● **Problem description**: Find every line in the records below that contains the word "JSON", and copy each such line.

********

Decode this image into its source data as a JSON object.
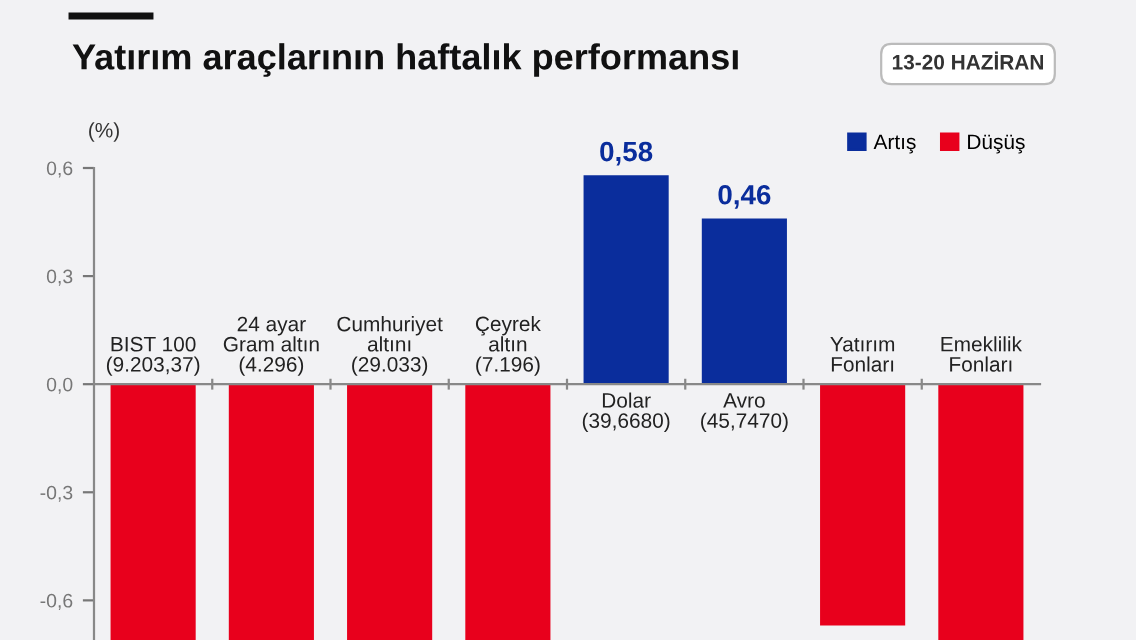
{
  "chart_data": {
    "type": "bar",
    "title": "Yatırım araçlarının haftalık performansı",
    "subtitle": "13-20 HAZİRAN",
    "ylabel": "(%)",
    "categories": [
      "BIST 100\n(9.203,37)",
      "24 ayar\nGram altın\n(4.296)",
      "Cumhuriyet\naltını\n(29.033)",
      "Çeyrek\naltın\n(7.196)",
      "Dolar\n(39,6680)",
      "Avro\n(45,7470)",
      "Yatırım\nFonları",
      "Emeklilik\nFonları"
    ],
    "series": [
      {
        "name": "Artış",
        "color": "#0a2d9c",
        "values": [
          null,
          null,
          null,
          null,
          0.58,
          0.46,
          null,
          null
        ],
        "value_labels": [
          null,
          null,
          null,
          null,
          "0,58",
          "0,46",
          null,
          null
        ]
      },
      {
        "name": "Düşüş",
        "color": "#e8001c",
        "values": [
          -0.71,
          -0.71,
          -0.71,
          -0.71,
          null,
          null,
          -0.67,
          -0.71
        ]
      }
    ],
    "ylim": [
      -0.71,
      0.6
    ],
    "yticks": [
      {
        "value": 0.6,
        "label": "0,6"
      },
      {
        "value": 0.3,
        "label": "0,3"
      },
      {
        "value": 0.0,
        "label": "0,0"
      },
      {
        "value": -0.3,
        "label": "-0,3"
      },
      {
        "value": -0.6,
        "label": "-0,6"
      }
    ],
    "legend": "top right",
    "grid": false
  }
}
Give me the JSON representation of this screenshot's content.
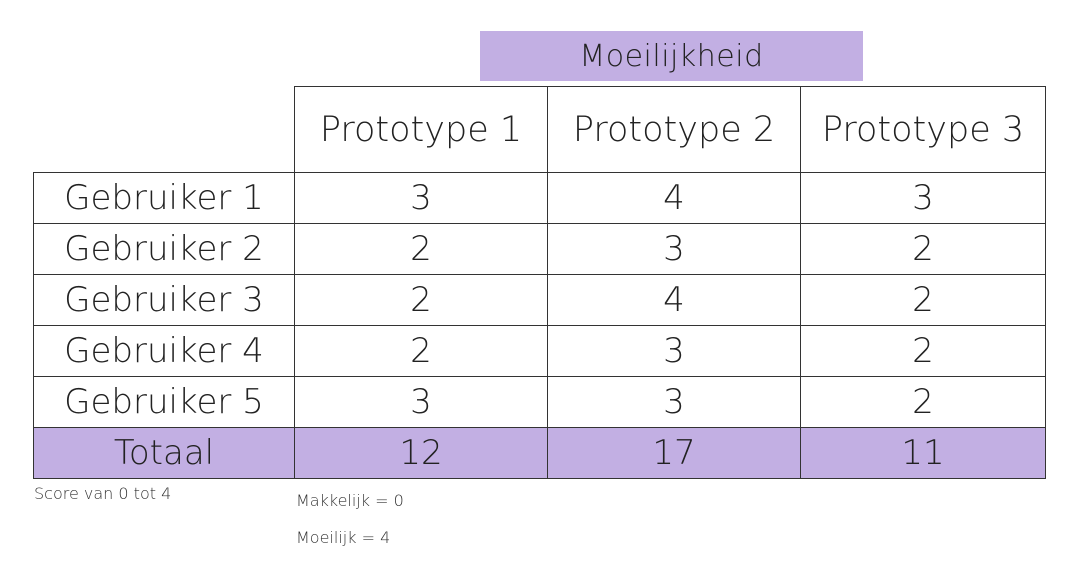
{
  "header": {
    "banner": "Moeilijkheid"
  },
  "table": {
    "columns": [
      "Prototype 1",
      "Prototype 2",
      "Prototype 3"
    ],
    "rows": [
      {
        "label": "Gebruiker 1",
        "values": [
          "3",
          "4",
          "3"
        ]
      },
      {
        "label": "Gebruiker 2",
        "values": [
          "2",
          "3",
          "2"
        ]
      },
      {
        "label": "Gebruiker 3",
        "values": [
          "2",
          "4",
          "2"
        ]
      },
      {
        "label": "Gebruiker 4",
        "values": [
          "2",
          "3",
          "2"
        ]
      },
      {
        "label": "Gebruiker 5",
        "values": [
          "3",
          "3",
          "2"
        ]
      }
    ],
    "total": {
      "label": "Totaal",
      "values": [
        "12",
        "17",
        "11"
      ]
    }
  },
  "notes": {
    "score_range": "Score van 0 tot 4",
    "easy": "Makkelijk = 0",
    "hard": "Moeilijk = 4"
  },
  "colors": {
    "highlight": "#c2afe3",
    "border": "#333333"
  }
}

********

● **Output of the exercise**:
Decode this image into its source data as a JSON object.
Give me the JSON representation of this screenshot's content.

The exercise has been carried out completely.